* _What is required_:
Using the entries that follow, collect the lines where the word "strutturale" appears.

Records from a data source:

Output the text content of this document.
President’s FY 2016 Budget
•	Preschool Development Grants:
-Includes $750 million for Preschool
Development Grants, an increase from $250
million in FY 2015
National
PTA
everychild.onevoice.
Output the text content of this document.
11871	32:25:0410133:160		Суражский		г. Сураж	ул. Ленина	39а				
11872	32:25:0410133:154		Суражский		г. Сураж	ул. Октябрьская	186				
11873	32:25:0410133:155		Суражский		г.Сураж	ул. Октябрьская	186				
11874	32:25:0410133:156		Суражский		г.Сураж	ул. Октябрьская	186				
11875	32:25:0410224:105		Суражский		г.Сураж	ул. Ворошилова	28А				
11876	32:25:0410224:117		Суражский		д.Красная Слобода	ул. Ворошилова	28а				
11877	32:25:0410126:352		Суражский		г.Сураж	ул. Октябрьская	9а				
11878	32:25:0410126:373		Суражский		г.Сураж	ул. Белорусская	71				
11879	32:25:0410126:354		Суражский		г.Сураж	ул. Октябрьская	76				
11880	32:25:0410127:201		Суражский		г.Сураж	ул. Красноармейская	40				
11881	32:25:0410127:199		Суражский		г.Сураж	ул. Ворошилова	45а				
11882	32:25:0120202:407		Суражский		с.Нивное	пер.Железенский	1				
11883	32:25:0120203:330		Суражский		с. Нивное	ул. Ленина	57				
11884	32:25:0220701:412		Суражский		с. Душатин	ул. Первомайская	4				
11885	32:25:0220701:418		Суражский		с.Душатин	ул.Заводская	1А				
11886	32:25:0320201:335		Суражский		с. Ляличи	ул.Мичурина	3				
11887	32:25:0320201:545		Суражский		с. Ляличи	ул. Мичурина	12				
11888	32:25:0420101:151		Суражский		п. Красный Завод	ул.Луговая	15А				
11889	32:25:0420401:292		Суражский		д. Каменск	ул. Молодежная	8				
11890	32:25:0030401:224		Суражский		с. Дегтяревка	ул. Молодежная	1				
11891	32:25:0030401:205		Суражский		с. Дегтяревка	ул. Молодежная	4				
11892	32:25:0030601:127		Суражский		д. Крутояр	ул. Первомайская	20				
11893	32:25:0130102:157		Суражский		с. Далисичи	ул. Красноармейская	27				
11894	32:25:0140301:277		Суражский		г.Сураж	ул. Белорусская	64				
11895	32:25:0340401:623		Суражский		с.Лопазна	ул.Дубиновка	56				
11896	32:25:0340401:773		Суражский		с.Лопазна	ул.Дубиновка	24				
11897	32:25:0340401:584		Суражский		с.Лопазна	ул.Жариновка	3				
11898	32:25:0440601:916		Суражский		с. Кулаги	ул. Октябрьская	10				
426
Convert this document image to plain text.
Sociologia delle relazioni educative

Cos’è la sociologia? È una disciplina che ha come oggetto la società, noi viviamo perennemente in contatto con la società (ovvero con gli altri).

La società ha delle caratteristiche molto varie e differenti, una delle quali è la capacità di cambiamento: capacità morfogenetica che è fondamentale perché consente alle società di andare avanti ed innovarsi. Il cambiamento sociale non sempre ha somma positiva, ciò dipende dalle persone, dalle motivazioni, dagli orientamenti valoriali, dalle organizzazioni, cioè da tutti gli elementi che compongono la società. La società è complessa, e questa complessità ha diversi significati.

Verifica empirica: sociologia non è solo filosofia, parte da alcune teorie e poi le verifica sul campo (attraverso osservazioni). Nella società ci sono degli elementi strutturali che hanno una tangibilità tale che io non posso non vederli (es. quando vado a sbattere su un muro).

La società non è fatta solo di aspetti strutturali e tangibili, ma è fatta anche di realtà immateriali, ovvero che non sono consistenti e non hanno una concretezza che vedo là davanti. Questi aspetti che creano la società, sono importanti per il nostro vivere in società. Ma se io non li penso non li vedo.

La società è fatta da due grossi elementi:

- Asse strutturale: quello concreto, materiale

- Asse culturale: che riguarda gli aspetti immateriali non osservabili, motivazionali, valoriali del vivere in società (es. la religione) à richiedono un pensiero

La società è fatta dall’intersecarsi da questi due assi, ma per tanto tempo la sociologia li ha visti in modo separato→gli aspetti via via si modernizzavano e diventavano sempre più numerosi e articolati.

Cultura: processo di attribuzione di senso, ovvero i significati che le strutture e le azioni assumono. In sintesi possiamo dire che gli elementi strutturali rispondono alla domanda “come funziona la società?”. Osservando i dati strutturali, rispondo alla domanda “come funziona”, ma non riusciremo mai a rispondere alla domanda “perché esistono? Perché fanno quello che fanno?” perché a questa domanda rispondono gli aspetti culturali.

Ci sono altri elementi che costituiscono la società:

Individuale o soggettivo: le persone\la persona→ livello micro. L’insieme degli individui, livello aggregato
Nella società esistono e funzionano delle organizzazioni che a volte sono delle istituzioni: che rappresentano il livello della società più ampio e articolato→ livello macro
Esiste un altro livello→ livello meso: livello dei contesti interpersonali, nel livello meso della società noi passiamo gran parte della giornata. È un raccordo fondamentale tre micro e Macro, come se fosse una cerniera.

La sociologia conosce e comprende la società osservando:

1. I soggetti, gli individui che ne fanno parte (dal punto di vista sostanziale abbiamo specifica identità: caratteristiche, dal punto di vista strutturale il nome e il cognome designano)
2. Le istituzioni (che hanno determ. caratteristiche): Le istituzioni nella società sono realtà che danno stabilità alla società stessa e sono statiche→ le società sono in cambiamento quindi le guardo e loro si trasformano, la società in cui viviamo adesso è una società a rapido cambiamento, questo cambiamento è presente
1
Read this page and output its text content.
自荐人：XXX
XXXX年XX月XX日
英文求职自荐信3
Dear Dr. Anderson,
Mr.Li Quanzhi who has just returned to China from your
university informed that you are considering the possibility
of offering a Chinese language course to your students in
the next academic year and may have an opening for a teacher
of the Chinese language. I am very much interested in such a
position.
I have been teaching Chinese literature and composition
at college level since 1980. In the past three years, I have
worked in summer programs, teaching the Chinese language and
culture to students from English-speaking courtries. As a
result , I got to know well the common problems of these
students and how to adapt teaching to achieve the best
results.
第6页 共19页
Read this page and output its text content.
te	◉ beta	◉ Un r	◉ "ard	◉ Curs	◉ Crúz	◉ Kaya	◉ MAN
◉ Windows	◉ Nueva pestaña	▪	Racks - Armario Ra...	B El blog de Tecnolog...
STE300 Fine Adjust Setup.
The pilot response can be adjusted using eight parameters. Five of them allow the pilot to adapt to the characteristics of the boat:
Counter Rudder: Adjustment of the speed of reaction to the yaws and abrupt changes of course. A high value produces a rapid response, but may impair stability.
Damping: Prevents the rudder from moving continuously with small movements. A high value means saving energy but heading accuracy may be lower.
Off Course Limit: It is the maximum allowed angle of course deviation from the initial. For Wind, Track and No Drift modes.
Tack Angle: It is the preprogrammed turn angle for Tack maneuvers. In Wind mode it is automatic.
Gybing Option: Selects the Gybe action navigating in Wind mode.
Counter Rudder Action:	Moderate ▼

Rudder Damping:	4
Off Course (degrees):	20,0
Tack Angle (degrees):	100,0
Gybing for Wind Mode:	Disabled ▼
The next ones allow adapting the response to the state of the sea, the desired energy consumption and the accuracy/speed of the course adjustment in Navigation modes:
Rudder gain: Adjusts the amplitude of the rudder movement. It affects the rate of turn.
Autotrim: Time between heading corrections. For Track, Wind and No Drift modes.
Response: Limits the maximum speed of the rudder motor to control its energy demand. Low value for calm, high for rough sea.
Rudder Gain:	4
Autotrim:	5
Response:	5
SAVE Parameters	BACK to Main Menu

* _Answer to the task_:
- Asse strutturale: quello concreto, materiale
1. I soggetti, gli individui che ne fanno parte (dal punto di vista sostanziale abbiamo specifica identità: caratteristiche, dal punto di vista strutturale il nome e il cognome designano)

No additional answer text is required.